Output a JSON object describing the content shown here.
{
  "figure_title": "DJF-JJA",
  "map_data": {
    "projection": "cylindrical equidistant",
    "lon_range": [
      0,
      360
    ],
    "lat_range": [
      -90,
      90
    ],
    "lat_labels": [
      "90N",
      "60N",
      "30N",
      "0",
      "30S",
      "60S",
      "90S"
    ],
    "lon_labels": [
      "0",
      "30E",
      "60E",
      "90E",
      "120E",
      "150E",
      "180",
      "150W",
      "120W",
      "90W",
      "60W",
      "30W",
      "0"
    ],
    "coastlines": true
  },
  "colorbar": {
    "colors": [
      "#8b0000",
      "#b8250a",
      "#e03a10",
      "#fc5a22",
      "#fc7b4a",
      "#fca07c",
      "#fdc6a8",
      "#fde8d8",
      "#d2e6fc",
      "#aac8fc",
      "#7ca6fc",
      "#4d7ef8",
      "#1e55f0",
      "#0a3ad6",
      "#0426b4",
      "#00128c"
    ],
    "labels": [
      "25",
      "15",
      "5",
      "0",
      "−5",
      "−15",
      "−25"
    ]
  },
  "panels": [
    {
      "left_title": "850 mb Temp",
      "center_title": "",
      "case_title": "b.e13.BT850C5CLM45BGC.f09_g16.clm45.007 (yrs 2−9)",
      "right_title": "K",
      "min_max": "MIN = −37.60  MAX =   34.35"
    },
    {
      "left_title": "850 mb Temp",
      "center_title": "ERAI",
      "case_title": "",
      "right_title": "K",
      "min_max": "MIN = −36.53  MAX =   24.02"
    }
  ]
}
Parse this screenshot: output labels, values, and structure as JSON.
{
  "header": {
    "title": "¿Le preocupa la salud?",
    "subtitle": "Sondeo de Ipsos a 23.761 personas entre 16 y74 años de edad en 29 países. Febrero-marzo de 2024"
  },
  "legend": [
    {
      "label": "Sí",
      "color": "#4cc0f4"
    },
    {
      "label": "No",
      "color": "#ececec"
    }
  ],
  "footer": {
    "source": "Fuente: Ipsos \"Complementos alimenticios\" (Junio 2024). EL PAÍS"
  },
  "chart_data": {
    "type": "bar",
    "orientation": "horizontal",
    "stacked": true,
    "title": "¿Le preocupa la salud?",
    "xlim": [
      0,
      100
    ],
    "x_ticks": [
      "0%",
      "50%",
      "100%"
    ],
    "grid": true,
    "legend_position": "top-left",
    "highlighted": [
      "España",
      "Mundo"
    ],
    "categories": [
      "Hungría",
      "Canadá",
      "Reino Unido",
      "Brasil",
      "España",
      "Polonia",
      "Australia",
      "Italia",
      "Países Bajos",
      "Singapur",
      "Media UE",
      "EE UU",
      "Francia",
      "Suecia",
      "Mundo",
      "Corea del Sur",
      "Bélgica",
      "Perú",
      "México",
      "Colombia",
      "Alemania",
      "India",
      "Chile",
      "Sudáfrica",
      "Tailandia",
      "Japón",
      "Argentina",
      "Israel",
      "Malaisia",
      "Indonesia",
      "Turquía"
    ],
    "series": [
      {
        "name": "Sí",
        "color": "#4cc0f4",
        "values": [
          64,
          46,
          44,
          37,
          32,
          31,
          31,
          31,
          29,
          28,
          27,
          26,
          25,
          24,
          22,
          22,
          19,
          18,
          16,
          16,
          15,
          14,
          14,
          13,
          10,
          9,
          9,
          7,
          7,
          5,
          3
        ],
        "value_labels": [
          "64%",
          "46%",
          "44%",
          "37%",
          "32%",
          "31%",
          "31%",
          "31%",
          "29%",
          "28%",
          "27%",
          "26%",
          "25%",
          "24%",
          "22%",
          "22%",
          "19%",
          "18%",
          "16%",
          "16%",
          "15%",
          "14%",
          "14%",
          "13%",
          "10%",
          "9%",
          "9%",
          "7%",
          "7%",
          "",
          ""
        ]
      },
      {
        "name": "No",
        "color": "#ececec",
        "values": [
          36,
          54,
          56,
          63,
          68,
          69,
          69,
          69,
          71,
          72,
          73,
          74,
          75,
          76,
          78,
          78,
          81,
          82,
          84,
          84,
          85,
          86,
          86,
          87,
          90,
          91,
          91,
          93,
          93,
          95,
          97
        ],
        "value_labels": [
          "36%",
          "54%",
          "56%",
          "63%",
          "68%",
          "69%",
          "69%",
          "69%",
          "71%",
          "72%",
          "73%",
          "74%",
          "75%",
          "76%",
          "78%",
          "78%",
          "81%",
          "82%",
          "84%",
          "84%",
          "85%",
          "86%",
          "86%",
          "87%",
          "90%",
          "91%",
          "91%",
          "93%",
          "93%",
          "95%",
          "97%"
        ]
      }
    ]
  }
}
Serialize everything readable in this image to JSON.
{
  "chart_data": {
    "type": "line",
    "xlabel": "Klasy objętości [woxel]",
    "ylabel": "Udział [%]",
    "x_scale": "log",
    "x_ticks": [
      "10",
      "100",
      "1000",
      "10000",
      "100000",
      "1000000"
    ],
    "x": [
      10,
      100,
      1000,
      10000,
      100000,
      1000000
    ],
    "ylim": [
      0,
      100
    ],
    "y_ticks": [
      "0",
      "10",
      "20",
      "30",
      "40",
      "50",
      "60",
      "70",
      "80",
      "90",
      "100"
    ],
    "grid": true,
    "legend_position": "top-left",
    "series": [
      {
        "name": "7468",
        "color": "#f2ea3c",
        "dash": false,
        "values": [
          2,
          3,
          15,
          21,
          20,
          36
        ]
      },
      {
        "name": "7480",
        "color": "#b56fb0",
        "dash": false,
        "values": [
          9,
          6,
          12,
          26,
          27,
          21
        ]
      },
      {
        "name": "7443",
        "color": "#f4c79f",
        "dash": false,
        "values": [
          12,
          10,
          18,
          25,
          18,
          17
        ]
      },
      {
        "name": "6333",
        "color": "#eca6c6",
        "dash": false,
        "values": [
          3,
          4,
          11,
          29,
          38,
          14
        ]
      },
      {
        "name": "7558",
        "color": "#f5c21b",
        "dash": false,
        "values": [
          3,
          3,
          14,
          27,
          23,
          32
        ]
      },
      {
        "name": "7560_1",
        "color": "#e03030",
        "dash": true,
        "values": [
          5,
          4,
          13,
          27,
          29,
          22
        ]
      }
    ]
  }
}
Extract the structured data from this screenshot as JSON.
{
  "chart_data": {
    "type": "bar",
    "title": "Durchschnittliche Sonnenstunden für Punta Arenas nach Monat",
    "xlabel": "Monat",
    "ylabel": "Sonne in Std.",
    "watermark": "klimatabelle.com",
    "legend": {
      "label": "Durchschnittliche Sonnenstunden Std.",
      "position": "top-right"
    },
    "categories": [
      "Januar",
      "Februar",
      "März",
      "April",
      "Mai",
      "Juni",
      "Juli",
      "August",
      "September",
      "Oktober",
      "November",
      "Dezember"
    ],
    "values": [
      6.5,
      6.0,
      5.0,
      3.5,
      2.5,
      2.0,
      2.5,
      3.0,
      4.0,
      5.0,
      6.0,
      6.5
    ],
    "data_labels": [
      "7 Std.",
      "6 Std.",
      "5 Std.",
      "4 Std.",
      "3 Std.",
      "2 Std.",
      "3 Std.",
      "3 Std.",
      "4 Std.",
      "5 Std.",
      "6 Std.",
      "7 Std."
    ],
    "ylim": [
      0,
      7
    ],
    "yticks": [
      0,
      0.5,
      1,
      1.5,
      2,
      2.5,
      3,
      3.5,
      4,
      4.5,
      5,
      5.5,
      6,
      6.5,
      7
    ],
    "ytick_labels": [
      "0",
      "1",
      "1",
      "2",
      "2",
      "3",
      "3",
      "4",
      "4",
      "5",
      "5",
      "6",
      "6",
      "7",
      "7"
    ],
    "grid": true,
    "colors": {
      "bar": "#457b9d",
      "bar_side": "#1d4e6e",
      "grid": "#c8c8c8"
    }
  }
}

AIM OF THE TASK → Answer with one number: how many lines in the listing hold "Durchschnittliche".

ANSWER IN FULL → 2